**WHAT THE TASK ASKS**
Check each line below for the word "blott", and copy those that have it.

--- START ---

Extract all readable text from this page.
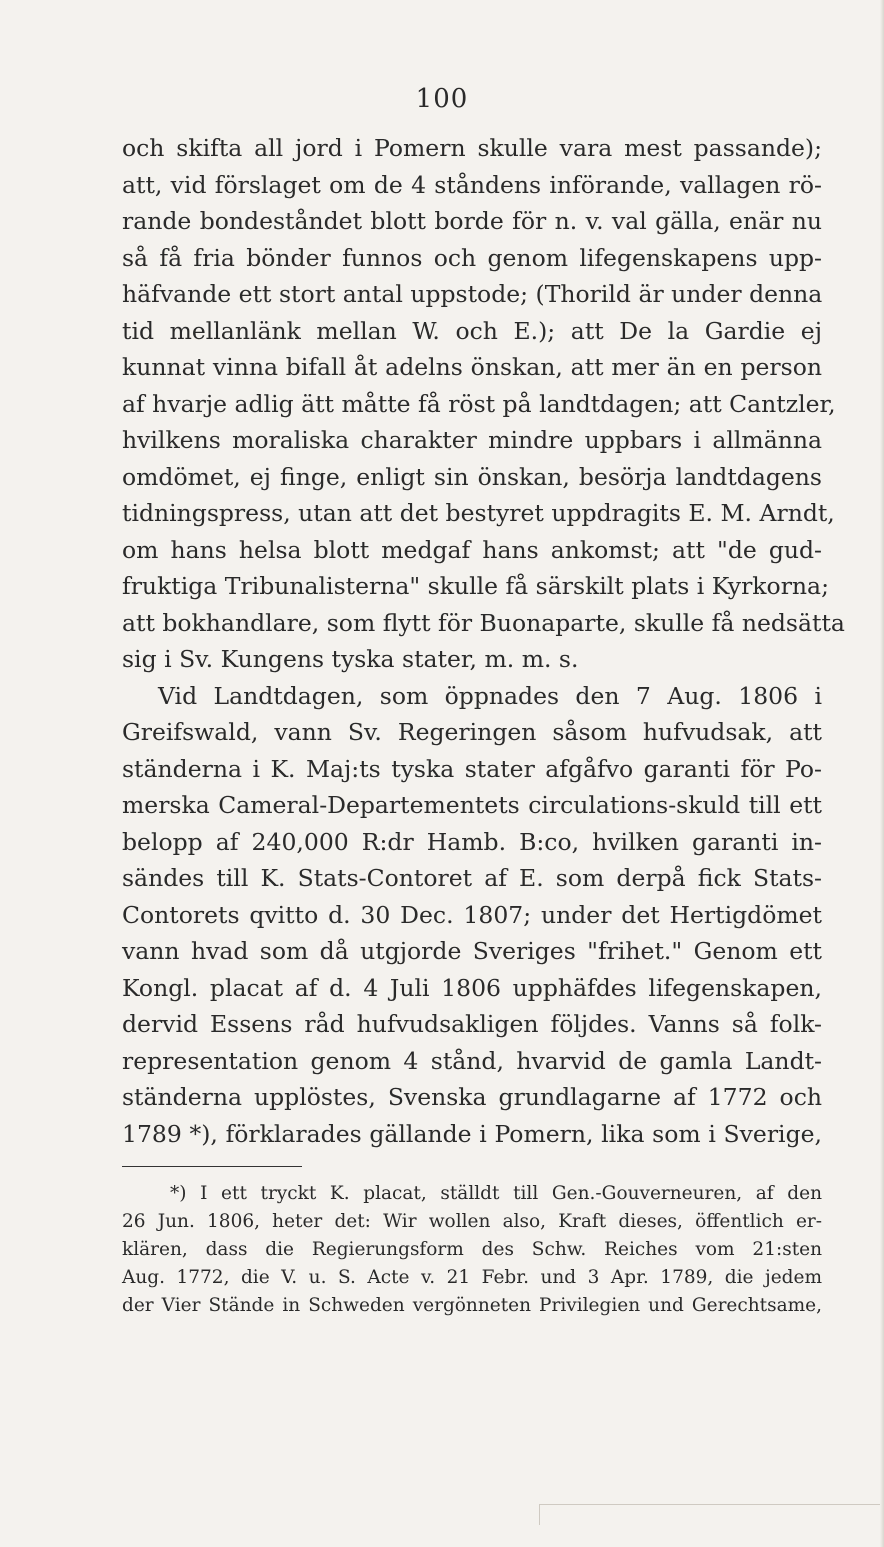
100
och skifta all jord i Pomern skulle vara mest passande);
att, vid förslaget om de 4 ståndens införande, vallagen rö-
rande bondeståndet blott borde för n. v. val gälla, enär nu
så få fria bönder funnos och genom lifegenskapens upp-
häfvande ett stort antal uppstode; (Thorild är under denna
tid mellanlänk mellan W. och E.); att De la Gardie ej
kunnat vinna bifall åt adelns önskan, att mer än en person
af hvarje adlig ätt måtte få röst på landtdagen; att Cantzler,
hvilkens moraliska charakter mindre uppbars i allmänna
omdömet, ej finge, enligt sin önskan, besörja landtdagens
tidningspress, utan att det bestyret uppdragits E. M. Arndt,
om hans helsa blott medgaf hans ankomst; att "de gud-
fruktiga Tribunalisterna" skulle få särskilt plats i Kyrkorna;
att bokhandlare, som flytt för Buonaparte, skulle få nedsätta
sig i Sv. Kungens tyska stater, m. m. s.
Vid Landtdagen, som öppnades den 7 Aug. 1806 i
Greifswald, vann Sv. Regeringen såsom hufvudsak, att
ständerna i K. Maj:ts tyska stater afgåfvo garanti för Po-
merska Cameral-Departementets circulations-skuld till ett
belopp af 240,000 R:dr Hamb. B:co, hvilken garanti in-
sändes till K. Stats-Contoret af E. som derpå fick Stats-
Contorets qvitto d. 30 Dec. 1807; under det Hertigdömet
vann hvad som då utgjorde Sveriges "frihet." Genom ett
Kongl. placat af d. 4 Juli 1806 upphäfdes lifegenskapen,
dervid Essens råd hufvudsakligen följdes. Vanns så folk-
representation genom 4 stånd, hvarvid de gamla Landt-
ständerna upplöstes, Svenska grundlagarne af 1772 och
1789 *), förklarades gällande i Pomern, lika som i Sverige,
*) I ett tryckt K. placat, ställdt till Gen.-Gouverneuren, af den
26 Jun. 1806, heter det: Wir wollen also, Kraft dieses, öffentlich er-
klären, dass die Regierungsform des Schw. Reiches vom 21:sten
Aug. 1772, die V. u. S. Acte v. 21 Febr. und 3 Apr. 1789, die jedem
der Vier Stände in Schweden vergönneten Privilegien und Gerechtsame,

--- END ---

**TASK OUTPUT**
rande bondeståndet blott borde för n. v. val gälla, enär nu
om hans helsa blott medgaf hans ankomst; att "de gud-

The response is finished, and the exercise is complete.